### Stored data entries

- - -

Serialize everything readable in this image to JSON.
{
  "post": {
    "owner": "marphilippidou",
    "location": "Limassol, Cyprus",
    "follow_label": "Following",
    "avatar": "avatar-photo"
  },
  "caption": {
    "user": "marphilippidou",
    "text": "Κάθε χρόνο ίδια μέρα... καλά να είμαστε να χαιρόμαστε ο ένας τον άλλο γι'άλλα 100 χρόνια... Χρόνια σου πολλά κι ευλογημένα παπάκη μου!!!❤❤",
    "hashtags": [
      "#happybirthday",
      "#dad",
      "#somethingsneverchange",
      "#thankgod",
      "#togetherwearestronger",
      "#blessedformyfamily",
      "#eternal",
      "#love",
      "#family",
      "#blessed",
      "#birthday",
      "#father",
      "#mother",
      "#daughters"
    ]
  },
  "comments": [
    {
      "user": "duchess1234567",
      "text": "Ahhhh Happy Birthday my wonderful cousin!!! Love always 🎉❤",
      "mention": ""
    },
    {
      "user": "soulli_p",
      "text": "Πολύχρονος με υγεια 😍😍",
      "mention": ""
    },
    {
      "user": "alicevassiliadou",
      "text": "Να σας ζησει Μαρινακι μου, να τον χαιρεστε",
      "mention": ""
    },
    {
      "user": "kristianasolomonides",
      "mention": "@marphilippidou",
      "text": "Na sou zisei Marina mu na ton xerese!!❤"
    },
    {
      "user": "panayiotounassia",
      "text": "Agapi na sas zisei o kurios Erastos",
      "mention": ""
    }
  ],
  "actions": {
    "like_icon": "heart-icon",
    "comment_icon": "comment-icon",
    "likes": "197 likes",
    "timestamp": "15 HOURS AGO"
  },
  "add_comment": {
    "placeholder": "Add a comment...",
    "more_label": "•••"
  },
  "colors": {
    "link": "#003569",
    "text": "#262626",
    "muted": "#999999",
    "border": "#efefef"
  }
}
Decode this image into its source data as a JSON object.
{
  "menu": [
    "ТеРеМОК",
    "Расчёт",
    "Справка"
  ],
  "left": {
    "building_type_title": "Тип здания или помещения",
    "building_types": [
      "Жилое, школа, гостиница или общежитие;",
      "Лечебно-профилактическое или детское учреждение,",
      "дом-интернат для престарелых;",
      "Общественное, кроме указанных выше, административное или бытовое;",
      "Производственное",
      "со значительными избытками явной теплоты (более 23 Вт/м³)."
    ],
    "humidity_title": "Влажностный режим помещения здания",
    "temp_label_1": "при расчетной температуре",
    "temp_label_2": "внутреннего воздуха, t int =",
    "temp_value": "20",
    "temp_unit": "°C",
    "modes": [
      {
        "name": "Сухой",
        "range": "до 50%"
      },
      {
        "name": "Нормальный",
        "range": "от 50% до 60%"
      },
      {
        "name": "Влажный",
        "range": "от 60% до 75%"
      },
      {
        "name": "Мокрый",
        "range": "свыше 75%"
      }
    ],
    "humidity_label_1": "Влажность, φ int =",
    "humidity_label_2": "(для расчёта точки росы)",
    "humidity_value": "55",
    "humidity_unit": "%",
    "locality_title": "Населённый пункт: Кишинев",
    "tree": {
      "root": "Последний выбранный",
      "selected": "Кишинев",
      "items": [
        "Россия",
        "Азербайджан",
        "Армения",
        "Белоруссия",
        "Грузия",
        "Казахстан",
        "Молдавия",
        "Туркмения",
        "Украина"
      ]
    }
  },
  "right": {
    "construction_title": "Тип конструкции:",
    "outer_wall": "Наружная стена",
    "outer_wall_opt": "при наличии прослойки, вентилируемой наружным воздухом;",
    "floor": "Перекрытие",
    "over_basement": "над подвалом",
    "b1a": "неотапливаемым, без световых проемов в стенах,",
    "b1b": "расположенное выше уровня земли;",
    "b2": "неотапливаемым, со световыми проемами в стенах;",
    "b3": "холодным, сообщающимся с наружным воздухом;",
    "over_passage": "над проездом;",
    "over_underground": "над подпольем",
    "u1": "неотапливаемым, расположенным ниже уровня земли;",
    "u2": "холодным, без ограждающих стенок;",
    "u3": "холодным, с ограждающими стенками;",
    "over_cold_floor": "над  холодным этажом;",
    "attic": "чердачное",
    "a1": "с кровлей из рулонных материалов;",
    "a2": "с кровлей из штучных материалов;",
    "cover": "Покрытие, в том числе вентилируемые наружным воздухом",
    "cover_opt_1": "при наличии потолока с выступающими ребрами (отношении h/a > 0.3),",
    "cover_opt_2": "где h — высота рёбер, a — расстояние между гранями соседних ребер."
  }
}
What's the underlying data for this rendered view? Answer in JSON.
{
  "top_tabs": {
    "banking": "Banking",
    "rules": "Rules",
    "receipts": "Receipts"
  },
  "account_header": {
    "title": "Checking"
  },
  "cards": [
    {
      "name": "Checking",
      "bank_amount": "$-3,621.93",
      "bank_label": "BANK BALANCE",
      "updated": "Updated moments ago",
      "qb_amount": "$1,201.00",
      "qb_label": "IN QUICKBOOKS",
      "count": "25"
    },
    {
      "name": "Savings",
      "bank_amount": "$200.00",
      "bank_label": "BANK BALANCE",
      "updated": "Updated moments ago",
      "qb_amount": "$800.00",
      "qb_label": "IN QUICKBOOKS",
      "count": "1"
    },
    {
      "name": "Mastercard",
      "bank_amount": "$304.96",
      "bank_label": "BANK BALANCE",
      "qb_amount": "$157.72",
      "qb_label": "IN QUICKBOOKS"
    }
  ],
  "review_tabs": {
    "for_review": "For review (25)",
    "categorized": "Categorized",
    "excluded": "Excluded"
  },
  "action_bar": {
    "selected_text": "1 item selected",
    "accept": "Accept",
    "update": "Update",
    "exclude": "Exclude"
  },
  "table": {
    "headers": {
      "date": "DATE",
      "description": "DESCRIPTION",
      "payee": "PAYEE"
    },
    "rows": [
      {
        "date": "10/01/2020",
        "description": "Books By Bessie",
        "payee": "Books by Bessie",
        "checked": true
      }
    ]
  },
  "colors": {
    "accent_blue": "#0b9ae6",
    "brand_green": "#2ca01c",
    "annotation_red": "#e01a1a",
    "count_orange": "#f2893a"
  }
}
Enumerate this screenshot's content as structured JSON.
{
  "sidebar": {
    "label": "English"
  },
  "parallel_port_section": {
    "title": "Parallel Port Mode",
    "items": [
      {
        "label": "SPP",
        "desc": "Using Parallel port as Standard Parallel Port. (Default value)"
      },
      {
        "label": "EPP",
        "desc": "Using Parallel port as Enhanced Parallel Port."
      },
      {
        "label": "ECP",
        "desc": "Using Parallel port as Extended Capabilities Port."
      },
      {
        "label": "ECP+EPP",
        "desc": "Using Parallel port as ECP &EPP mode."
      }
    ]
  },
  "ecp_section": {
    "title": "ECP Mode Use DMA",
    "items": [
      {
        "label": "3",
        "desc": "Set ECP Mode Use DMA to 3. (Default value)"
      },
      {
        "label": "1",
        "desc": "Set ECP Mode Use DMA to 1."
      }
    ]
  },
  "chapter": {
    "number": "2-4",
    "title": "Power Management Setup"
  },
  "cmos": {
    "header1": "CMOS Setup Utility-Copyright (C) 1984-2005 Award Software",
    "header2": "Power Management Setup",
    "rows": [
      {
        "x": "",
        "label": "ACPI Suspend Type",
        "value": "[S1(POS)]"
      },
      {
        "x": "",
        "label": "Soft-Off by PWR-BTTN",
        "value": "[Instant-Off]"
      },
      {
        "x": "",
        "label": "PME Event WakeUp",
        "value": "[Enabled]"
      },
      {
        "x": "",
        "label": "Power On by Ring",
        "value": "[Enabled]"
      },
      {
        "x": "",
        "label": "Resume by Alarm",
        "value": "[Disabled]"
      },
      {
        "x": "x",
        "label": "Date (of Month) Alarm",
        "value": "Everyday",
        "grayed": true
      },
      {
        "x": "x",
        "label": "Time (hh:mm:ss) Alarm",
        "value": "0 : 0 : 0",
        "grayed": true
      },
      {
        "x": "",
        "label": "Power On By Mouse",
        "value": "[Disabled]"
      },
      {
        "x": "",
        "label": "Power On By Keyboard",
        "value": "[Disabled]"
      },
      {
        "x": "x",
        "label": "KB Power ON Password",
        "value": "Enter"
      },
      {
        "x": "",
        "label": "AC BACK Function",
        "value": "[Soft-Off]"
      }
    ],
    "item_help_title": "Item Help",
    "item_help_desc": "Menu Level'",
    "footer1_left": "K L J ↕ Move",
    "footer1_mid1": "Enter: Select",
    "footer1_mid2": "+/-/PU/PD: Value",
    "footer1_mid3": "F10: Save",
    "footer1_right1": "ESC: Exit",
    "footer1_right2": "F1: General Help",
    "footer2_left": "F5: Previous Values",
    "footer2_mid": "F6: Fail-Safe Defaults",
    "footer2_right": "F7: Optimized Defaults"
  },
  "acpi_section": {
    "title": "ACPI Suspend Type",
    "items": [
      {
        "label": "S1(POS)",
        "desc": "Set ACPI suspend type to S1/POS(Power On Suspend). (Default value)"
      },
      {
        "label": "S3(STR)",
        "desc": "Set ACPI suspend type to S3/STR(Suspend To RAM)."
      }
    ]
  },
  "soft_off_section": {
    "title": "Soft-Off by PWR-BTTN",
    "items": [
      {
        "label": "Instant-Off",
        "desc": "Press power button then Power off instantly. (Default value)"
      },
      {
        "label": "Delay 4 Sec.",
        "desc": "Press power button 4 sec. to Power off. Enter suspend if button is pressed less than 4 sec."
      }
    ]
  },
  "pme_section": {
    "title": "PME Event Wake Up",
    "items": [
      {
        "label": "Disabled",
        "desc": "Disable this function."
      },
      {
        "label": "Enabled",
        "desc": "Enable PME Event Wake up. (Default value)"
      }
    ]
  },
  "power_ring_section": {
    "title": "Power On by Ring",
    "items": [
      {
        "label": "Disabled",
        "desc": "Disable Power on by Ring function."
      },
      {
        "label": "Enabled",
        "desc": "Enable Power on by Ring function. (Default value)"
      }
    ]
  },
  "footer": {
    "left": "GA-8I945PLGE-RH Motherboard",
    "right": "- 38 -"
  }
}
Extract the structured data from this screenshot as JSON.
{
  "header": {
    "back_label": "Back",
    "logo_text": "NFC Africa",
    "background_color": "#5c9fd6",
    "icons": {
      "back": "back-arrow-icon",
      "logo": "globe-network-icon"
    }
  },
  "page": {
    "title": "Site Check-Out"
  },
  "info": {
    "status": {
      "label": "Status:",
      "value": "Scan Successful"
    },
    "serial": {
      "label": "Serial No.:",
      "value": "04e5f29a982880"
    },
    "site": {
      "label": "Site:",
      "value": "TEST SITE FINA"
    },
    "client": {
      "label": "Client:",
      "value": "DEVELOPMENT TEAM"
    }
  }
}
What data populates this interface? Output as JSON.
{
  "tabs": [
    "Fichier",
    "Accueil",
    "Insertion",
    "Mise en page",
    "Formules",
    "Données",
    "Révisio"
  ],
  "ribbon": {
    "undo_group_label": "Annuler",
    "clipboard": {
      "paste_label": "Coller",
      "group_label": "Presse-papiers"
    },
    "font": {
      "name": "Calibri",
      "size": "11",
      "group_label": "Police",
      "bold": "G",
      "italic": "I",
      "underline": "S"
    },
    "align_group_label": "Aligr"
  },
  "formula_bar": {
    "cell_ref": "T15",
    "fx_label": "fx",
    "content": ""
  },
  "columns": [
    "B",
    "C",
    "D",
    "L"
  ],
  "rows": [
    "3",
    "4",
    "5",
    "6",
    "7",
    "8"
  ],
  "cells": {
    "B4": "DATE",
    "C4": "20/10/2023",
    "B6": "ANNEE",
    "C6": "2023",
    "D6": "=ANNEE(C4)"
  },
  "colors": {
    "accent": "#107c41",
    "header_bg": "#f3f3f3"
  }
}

- - -

### Problem to solve
Locate each line with the word "marphilippidou" and copy it.

### Problem solution
    "owner": "marphilippidou",
    "user": "marphilippidou",
      "mention": "@marphilippidou",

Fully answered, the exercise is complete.